**To be done:**
Output every entry exactly as written.

┌─ Listing

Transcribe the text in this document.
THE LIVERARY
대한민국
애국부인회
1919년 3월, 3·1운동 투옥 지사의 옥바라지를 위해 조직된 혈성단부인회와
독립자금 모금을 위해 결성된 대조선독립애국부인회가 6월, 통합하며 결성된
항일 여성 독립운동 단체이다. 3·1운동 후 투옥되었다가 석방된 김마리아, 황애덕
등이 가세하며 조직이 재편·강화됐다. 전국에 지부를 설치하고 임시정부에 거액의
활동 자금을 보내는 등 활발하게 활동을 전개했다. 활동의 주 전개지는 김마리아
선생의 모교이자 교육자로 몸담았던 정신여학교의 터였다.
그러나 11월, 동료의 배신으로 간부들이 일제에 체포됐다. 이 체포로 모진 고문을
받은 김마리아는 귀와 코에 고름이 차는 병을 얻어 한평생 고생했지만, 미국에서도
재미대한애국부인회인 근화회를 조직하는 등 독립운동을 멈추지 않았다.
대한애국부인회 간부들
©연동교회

└─

**Task answer:**
Transcribe the text in this document.
THE LIVERARY
대한민국
애국부인회
1919년 3월, 3·1운동 투옥 지사의 옥바라지를 위해 조직된 혈성단부인회와
독립자금 모금을 위해 결성된 대조선독립애국부인회가 6월, 통합하며 결성된
항일 여성 독립운동 단체이다. 3·1운동 후 투옥되었다가 석방된 김마리아, 황애덕
등이 가세하며 조직이 재편·강화됐다. 전국에 지부를 설치하고 임시정부에 거액의
활동 자금을 보내는 등 활발하게 활동을 전개했다. 활동의 주 전개지는 김마리아
선생의 모교이자 교육자로 몸담았던 정신여학교의 터였다.
그러나 11월, 동료의 배신으로 간부들이 일제에 체포됐다. 이 체포로 모진 고문을
받은 김마리아는 귀와 코에 고름이 차는 병을 얻어 한평생 고생했지만, 미국에서도
재미대한애국부인회인 근화회를 조직하는 등 독립운동을 멈추지 않았다.
대한애국부인회 간부들
©연동교회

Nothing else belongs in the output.